Records supplied ▸
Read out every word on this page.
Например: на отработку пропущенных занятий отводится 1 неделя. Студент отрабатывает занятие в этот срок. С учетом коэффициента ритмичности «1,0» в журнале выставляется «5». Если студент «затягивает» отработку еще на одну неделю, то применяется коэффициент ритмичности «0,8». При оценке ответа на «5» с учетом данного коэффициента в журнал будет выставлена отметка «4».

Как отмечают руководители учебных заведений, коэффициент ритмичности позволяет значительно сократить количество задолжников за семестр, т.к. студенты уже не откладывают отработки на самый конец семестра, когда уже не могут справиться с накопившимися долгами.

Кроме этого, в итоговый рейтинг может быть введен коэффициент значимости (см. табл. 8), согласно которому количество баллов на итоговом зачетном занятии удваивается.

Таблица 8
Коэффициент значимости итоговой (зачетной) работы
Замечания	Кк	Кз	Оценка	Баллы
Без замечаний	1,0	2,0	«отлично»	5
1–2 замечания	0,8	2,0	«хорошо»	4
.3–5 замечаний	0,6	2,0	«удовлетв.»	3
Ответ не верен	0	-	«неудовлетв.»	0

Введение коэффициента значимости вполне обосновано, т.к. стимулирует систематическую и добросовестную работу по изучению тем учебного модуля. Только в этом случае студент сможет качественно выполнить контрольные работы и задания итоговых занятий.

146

Directions for this task ▸
Reproduce the listing above word for word.

Output ▸
Read out every word on this page.
Например: на отработку пропущенных занятий отводится 1 неделя. Студент отрабатывает занятие в этот срок. С учетом коэффициента ритмичности «1,0» в журнале выставляется «5». Если студент «затягивает» отработку еще на одну неделю, то применяется коэффициент ритмичности «0,8». При оценке ответа на «5» с учетом данного коэффициента в журнал будет выставлена отметка «4».

Как отмечают руководители учебных заведений, коэффициент ритмичности позволяет значительно сократить количество задолжников за семестр, т.к. студенты уже не откладывают отработки на самый конец семестра, когда уже не могут справиться с накопившимися долгами.

Кроме этого, в итоговый рейтинг может быть введен коэффициент значимости (см. табл. 8), согласно которому количество баллов на итоговом зачетном занятии удваивается.

Таблица 8
Коэффициент значимости итоговой (зачетной) работы
Замечания	Кк	Кз	Оценка	Баллы
Без замечаний	1,0	2,0	«отлично»	5
1–2 замечания	0,8	2,0	«хорошо»	4
.3–5 замечаний	0,6	2,0	«удовлетв.»	3
Ответ не верен	0	-	«неудовлетв.»	0

Введение коэффициента значимости вполне обосновано, т.к. стимулирует систематическую и добросовестную работу по изучению тем учебного модуля. Только в этом случае студент сможет качественно выполнить контрольные работы и задания итоговых занятий.

146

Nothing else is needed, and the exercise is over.